___ RECORDED DATA ___
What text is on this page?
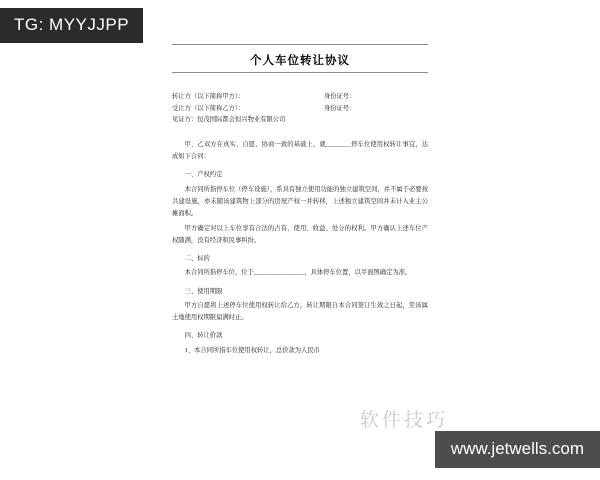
个人车位转让协议
转让方（以下简称甲方）：	身份证号：
受让方（以下简称乙方）：	身份证号：
见证方：恒茂国际都会恒兴物业有限公司

甲、乙双方在真实、自愿、协商一致的基础上，就________停车位使用权转让事宜，达成如下合同：

一、产权约定

本合同所指停车位（停车设施），系具有独立使用功能的独立建筑空间，并不属于必要按共建设施，亦未随该建筑物上部分的房屋产权一并转移，上述独立建筑空间并未计入业主公摊面积。

甲方确定对以上车位享有合法的占有、使用、收益、处分的权利。甲方确认上述车位产权随满，没有经济和民事纠纷。

二、标的

本合同所指停车位，位于________________，具体停车位置，以平面图确定为准。

三、使用期限

甲方自愿将上述停车位使用权转让给乙方，转让期限自本合同签订生效之日起，至该属土地使用权期限届满时止。

四、转让价款

1、本合同所指车位使用权转让，总价款为人民币

软件技巧
TG: MYYJJPP
www.jetwells.com
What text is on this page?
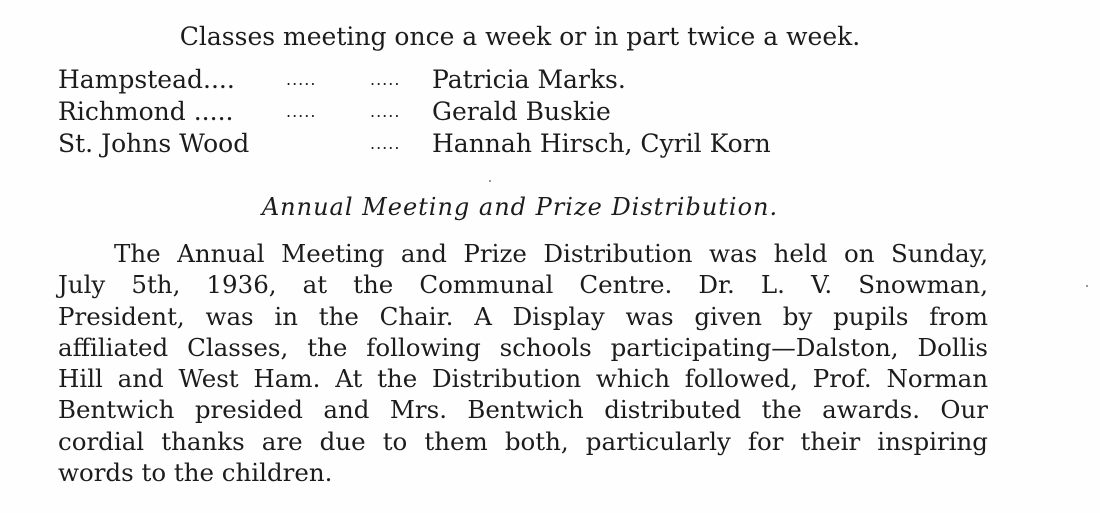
Classes meeting once a week or in part twice a week.
Hampstead....	.....	..... Patricia Marks.
Richmond .....	.....	..... Gerald Buskie
St. Johns Wood	..... Hannah Hirsch, Cyril Korn
Annual Meeting and Prize Distribution.
The Annual Meeting and Prize Distribution was held on Sunday,
July 5th, 1936, at the Communal Centre. Dr. L. V. Snowman,
President, was in the Chair. A Display was given by pupils from
affiliated Classes, the following schools participating—Dalston, Dollis
Hill and West Ham. At the Distribution which followed, Prof. Norman
Bentwich presided and Mrs. Bentwich distributed the awards. Our
cordial thanks are due to them both, particularly for their inspiring
words to the children.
___
Omit the pictures and give the material again, exactly and in full.

◆ COMPLETED TASK
What text is on this page?
个人车位转让协议
转让方（以下简称甲方）：	身份证号：
受让方（以下简称乙方）：	身份证号：
见证方：恒茂国际都会恒兴物业有限公司

甲、乙双方在真实、自愿、协商一致的基础上，就________停车位使用权转让事宜，达成如下合同：

一、产权约定

本合同所指停车位（停车设施），系具有独立使用功能的独立建筑空间，并不属于必要按共建设施，亦未随该建筑物上部分的房屋产权一并转移，上述独立建筑空间并未计入业主公摊面积。

甲方确定对以上车位享有合法的占有、使用、收益、处分的权利。甲方确认上述车位产权随满，没有经济和民事纠纷。

二、标的

本合同所指停车位，位于________________，具体停车位置，以平面图确定为准。

三、使用期限

甲方自愿将上述停车位使用权转让给乙方，转让期限自本合同签订生效之日起，至该属土地使用权期限届满时止。

四、转让价款

1、本合同所指车位使用权转让，总价款为人民币

软件技巧
TG: MYYJJPP
www.jetwells.com
What text is on this page?
Classes meeting once a week or in part twice a week.
Hampstead....	.....	..... Patricia Marks.
Richmond .....	.....	..... Gerald Buskie
St. Johns Wood	..... Hannah Hirsch, Cyril Korn
Annual Meeting and Prize Distribution.
The Annual Meeting and Prize Distribution was held on Sunday,
July 5th, 1936, at the Communal Centre. Dr. L. V. Snowman,
President, was in the Chair. A Display was given by pupils from
affiliated Classes, the following schools participating—Dalston, Dollis
Hill and West Ham. At the Distribution which followed, Prof. Norman
Bentwich presided and Mrs. Bentwich distributed the awards. Our
cordial thanks are due to them both, particularly for their inspiring
words to the children.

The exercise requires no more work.